Extracted records
-*-*-

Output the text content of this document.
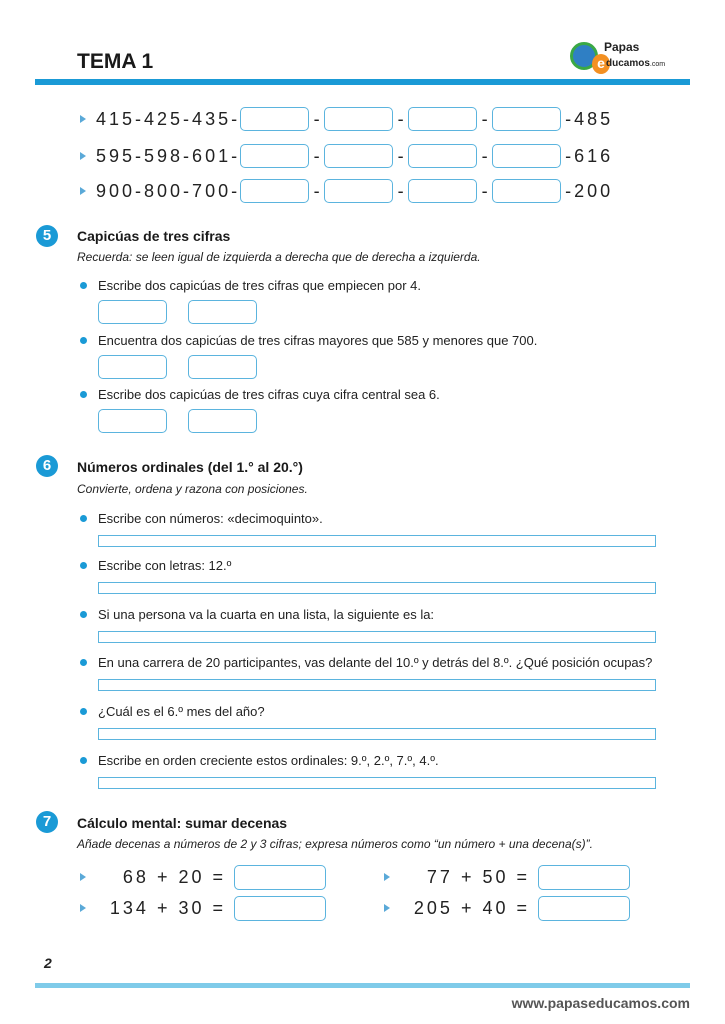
TEMA 1	e
Papas
ducamos.com
415-425-435-	-	-	-	-485
595-598-601-	-	-	-	-616
900-800-700-	-	-	-	-200
5	Capicúas de tres cifras
Recuerda: se leen igual de izquierda a derecha que de derecha a izquierda.
Escribe dos capicúas de tres cifras que empiecen por 4.
Encuentra dos capicúas de tres cifras mayores que 585 y menores que 700.
Escribe dos capicúas de tres cifras cuya cifra central sea 6.
6	Números ordinales (del 1.° al 20.°)
Convierte, ordena y razona con posiciones.
Escribe con números: «decimoquinto».
Escribe con letras: 12.º
Si una persona va la cuarta en una lista, la siguiente es la:
En una carrera de 20 participantes, vas delante del 10.º y detrás del 8.º. ¿Qué posición ocupas?
¿Cuál es el 6.º mes del año?
Escribe en orden creciente estos ordinales: 9.º, 2.º, 7.º, 4.º.
7	Cálculo mental: sumar decenas
Añade decenas a números de 2 y 3 cifras; expresa números como “un número + una decena(s)”.
68 + 20 =	77 + 50 =
134 + 30 =	205 + 40 =
2
www.papaseducamos.com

-*-*-

INSTRUCTION:
Note every line above where the string "decenas" shows up, and copy those lines.

ANSWER TO THE PROBLEM:
7	Cálculo mental: sumar decenas
Añade decenas a números de 2 y 3 cifras; expresa números como “un número + una decena(s)”.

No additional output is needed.